PROBLEM REQUIREMENTS
Copy each line that has the string "ΑΔΕΙΑΣ" somewhere in it.

Records
---+---

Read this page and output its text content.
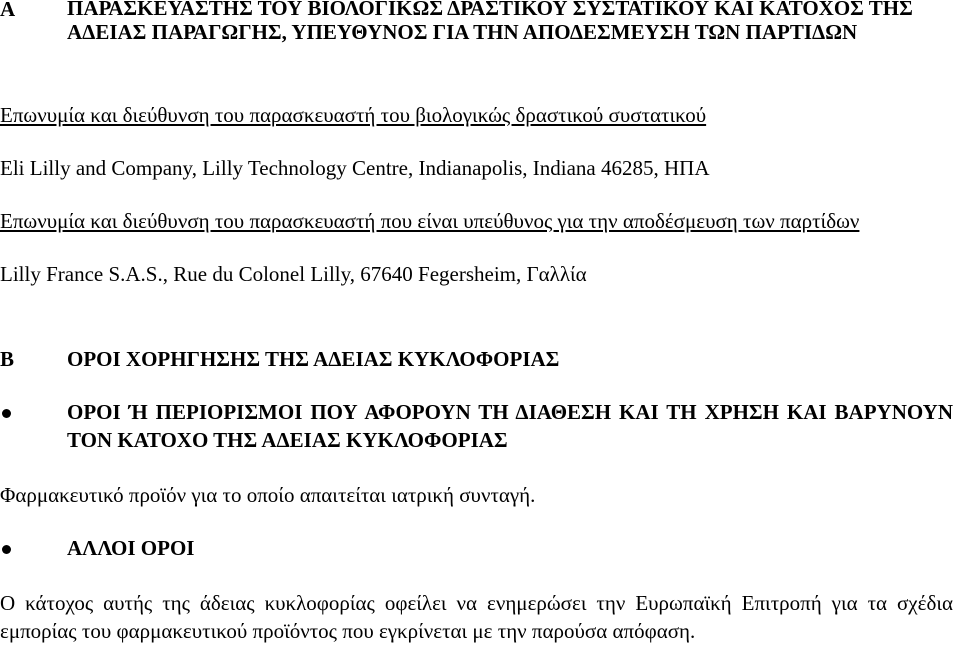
A ΠΑΡΑΣΚΕΥΑΣΤΗΣ ΤΟΥ ΒΙΟΛΟΓΙΚΩΣ ΔΡΑΣΤΙΚΟΥ ΣΥΣΤΑΤΙΚΟΥ ΚΑΙ ΚΑΤΟΧΟΣ ΤΗΣ ΑΔΕΙΑΣ ΠΑΡΑΓΩΓΗΣ, ΥΠΕΥΘΥΝΟΣ ΓΙΑ ΤΗΝ ΑΠΟΔΕΣΜΕΥΣΗ ΤΩΝ ΠΑΡΤΙΔΩΝ
Επωνυμία και διεύθυνση του παρασκευαστή του βιολογικώς δραστικού συστατικού
Eli Lilly and Company, Lilly Technology Centre, Indianapolis, Indiana 46285, ΗΠΑ
Επωνυμία και διεύθυνση του παρασκευαστή που είναι υπεύθυνος για την αποδέσμευση των παρτίδων
Lilly France S.A.S., Rue du Colonel Lilly, 67640 Fegersheim, Γαλλία
B	ΟΡΟΙ ΧΟΡΗΓΗΣΗΣ ΤΗΣ ΑΔΕΙΑΣ ΚΥΚΛΟΦΟΡΙΑΣ
ΟΡΟΙ Ή ΠΕΡΙΟΡΙΣΜΟΙ ΠΟΥ ΑΦΟΡΟΥΝ ΤΗ ΔΙΑΘΕΣΗ ΚΑΙ ΤΗ ΧΡΗΣΗ ΚΑΙ ΒΑΡΥΝΟΥΝ ΤΟΝ ΚΑΤΟΧΟ ΤΗΣ ΑΔΕΙΑΣ ΚΥΚΛΟΦΟΡΙΑΣ
Φαρμακευτικό προϊόν για το οποίο απαιτείται ιατρική συνταγή.
ΑΛΛΟΙ ΟΡΟΙ
Ο κάτοχος αυτής της άδειας κυκλοφορίας οφείλει να ενημερώσει την Ευρωπαϊκή Επιτροπή για τα σχέδια εμπορίας του φαρμακευτικού προϊόντος που εγκρίνεται με την παρούσα απόφαση.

---+---

COMPLETED EXERCISE
A ΠΑΡΑΣΚΕΥΑΣΤΗΣ ΤΟΥ ΒΙΟΛΟΓΙΚΩΣ ΔΡΑΣΤΙΚΟΥ ΣΥΣΤΑΤΙΚΟΥ ΚΑΙ ΚΑΤΟΧΟΣ ΤΗΣ ΑΔΕΙΑΣ ΠΑΡΑΓΩΓΗΣ, ΥΠΕΥΘΥΝΟΣ ΓΙΑ ΤΗΝ ΑΠΟΔΕΣΜΕΥΣΗ ΤΩΝ ΠΑΡΤΙΔΩΝ
B	ΟΡΟΙ ΧΟΡΗΓΗΣΗΣ ΤΗΣ ΑΔΕΙΑΣ ΚΥΚΛΟΦΟΡΙΑΣ
ΟΡΟΙ Ή ΠΕΡΙΟΡΙΣΜΟΙ ΠΟΥ ΑΦΟΡΟΥΝ ΤΗ ΔΙΑΘΕΣΗ ΚΑΙ ΤΗ ΧΡΗΣΗ ΚΑΙ ΒΑΡΥΝΟΥΝ ΤΟΝ ΚΑΤΟΧΟ ΤΗΣ ΑΔΕΙΑΣ ΚΥΚΛΟΦΟΡΙΑΣ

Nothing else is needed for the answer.